Part of a data file:
-- begin --

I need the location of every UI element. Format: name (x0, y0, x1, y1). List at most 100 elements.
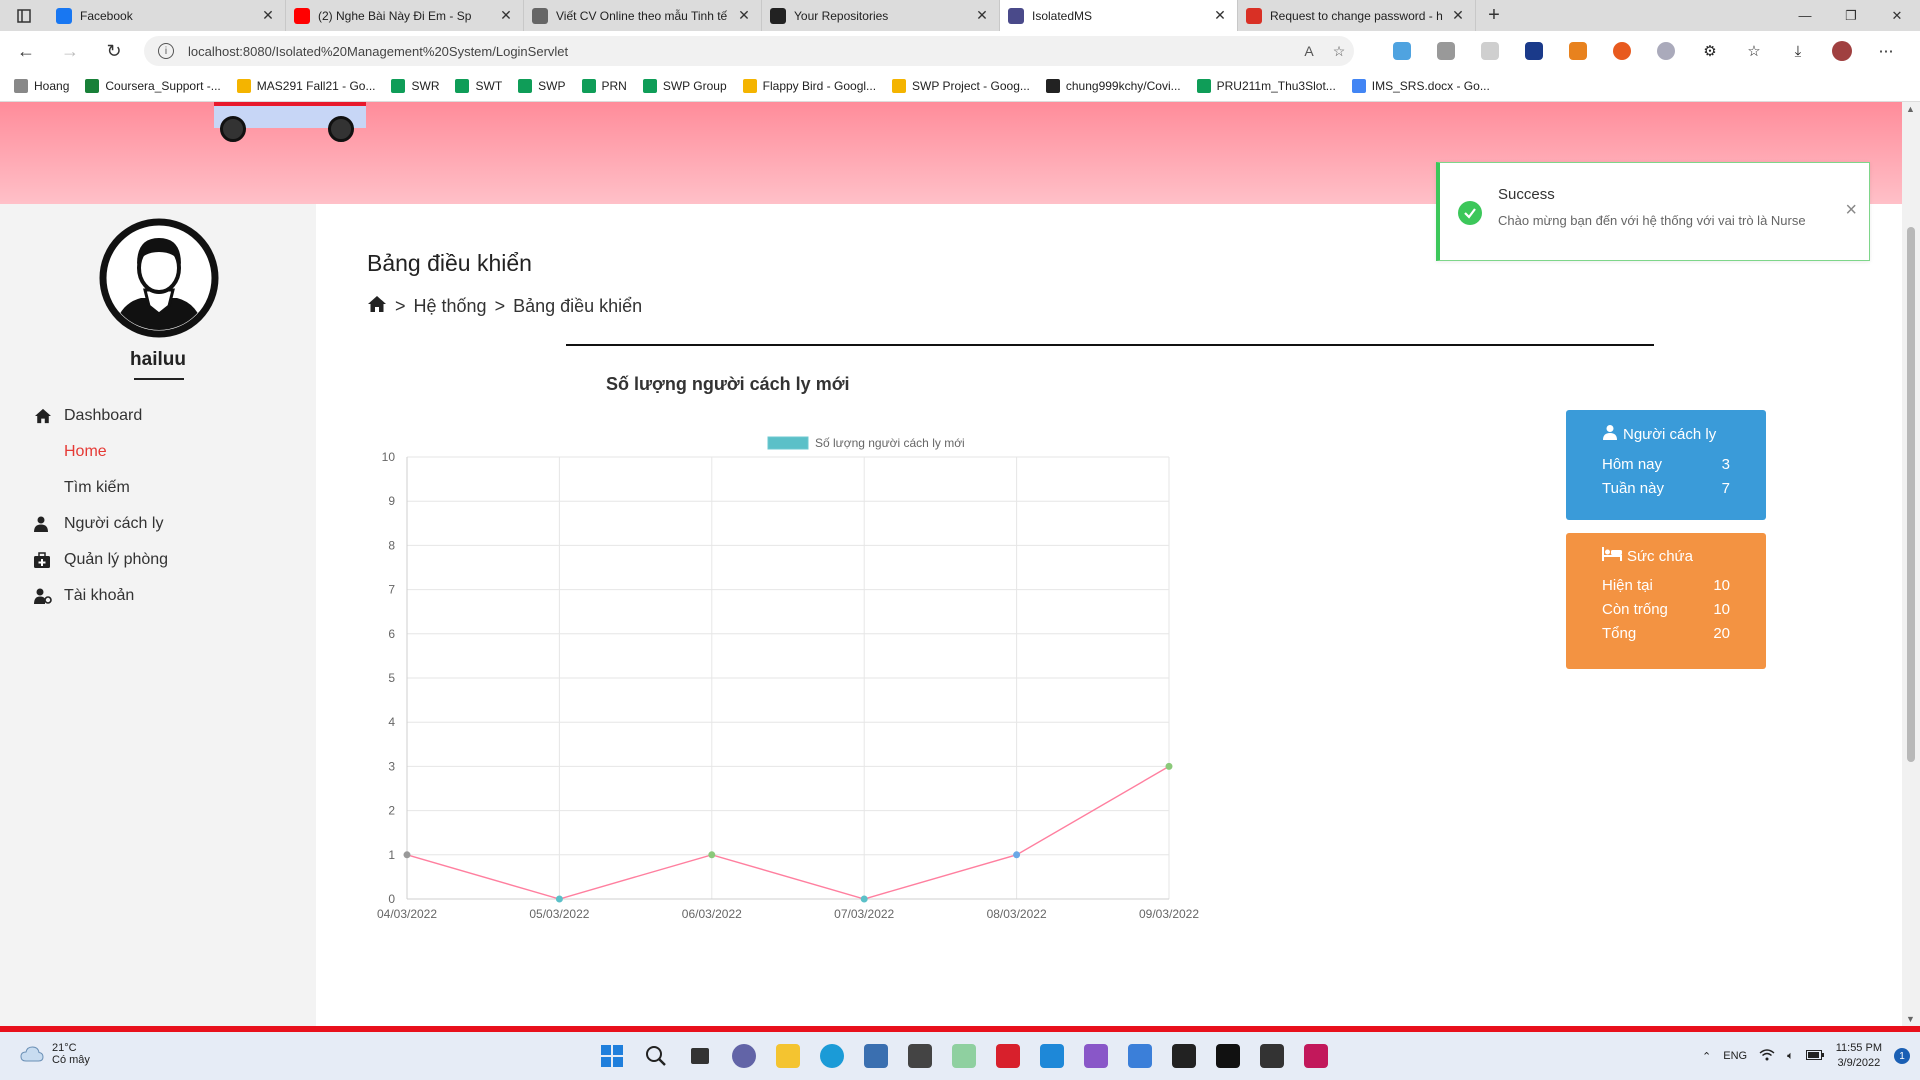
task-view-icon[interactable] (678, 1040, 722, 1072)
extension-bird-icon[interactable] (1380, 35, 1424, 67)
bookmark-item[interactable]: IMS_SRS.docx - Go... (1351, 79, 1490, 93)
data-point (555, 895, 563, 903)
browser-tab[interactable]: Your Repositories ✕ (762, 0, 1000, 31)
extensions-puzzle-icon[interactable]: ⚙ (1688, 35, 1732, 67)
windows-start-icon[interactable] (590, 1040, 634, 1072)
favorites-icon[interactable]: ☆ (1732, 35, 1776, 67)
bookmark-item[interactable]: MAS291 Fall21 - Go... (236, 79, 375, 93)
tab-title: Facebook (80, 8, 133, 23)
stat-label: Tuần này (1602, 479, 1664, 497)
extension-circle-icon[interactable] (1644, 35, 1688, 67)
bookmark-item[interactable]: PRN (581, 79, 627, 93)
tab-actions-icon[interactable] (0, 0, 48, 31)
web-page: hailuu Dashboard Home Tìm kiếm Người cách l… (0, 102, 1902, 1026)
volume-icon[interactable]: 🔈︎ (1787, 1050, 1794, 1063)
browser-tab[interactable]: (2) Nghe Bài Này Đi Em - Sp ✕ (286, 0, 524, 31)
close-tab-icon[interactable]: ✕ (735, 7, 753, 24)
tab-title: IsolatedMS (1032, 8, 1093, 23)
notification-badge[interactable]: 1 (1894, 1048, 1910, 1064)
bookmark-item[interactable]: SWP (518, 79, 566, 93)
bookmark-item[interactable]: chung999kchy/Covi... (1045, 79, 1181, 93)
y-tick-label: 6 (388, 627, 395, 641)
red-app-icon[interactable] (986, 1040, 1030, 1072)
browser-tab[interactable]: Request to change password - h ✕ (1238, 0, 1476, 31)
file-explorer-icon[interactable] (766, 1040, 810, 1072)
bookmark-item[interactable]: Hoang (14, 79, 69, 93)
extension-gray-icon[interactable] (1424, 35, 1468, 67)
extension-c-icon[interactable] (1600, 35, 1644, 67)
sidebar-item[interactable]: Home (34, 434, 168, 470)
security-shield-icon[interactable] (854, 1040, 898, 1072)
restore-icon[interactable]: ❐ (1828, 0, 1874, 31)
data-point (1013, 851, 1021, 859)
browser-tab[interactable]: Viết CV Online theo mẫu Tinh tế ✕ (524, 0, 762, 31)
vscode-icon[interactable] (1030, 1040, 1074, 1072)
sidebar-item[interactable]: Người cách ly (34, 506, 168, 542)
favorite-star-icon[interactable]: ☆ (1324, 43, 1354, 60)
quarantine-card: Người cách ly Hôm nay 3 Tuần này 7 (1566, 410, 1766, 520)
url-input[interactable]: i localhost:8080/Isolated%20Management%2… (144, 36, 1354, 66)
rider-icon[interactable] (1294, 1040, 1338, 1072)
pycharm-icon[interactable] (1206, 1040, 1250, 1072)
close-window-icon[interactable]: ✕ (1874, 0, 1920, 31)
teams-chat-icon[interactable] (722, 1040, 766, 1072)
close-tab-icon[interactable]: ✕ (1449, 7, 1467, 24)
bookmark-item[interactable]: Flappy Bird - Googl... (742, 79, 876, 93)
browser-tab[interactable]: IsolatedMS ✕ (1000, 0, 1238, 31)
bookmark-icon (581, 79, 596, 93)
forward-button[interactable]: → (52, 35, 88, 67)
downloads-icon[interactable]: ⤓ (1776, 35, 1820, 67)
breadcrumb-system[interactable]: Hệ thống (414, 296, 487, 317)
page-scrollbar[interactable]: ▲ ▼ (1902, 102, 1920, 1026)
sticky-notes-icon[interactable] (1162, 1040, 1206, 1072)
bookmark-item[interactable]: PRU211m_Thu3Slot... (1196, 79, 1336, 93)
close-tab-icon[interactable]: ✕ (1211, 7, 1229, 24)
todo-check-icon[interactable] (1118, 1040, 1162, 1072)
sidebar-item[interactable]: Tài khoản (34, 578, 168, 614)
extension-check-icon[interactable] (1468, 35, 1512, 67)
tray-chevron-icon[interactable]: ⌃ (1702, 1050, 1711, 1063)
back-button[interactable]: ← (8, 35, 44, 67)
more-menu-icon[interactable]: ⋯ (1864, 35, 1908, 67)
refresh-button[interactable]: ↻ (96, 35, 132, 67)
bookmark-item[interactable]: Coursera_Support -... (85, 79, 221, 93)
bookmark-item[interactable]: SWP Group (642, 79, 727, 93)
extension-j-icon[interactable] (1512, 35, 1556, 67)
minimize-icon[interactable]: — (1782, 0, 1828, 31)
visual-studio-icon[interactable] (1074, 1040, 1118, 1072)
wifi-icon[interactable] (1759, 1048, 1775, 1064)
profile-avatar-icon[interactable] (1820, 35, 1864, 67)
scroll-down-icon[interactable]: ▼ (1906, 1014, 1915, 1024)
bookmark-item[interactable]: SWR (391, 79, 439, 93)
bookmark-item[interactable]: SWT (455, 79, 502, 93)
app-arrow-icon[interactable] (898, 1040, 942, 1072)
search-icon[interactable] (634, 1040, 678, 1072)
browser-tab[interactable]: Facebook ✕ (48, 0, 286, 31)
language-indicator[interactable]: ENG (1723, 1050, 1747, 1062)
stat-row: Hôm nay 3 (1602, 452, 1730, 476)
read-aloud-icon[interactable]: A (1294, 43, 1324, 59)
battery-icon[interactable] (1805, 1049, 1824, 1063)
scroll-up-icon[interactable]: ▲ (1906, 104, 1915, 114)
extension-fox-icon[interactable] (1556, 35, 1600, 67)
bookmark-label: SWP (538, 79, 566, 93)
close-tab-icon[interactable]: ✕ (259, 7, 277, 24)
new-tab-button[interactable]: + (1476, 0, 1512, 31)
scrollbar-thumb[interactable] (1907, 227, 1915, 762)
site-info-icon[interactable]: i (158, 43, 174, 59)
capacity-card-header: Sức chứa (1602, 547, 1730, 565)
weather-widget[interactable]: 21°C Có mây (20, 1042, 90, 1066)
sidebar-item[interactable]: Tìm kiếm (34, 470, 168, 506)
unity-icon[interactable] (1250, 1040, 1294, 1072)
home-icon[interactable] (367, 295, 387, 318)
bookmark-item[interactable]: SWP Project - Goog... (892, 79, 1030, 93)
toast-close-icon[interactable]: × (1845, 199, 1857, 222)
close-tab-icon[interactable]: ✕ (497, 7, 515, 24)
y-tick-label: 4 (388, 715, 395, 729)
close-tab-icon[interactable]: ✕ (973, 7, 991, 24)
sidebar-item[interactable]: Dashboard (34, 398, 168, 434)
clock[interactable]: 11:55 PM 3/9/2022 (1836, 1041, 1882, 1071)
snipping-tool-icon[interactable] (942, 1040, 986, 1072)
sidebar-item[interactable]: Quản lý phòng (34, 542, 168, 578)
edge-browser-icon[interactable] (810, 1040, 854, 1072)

-- end --

> TASK TO CARRY OUT:
Identify every row above that contains the string "card", and copy each of those rows in full.

> SOLUTION TO THE PROBLEM:
quarantine-card: Người cách ly Hôm nay 3 Tuần này 7 (1566, 410, 1766, 520)
capacity-card-header: Sức chứa (1602, 547, 1730, 565)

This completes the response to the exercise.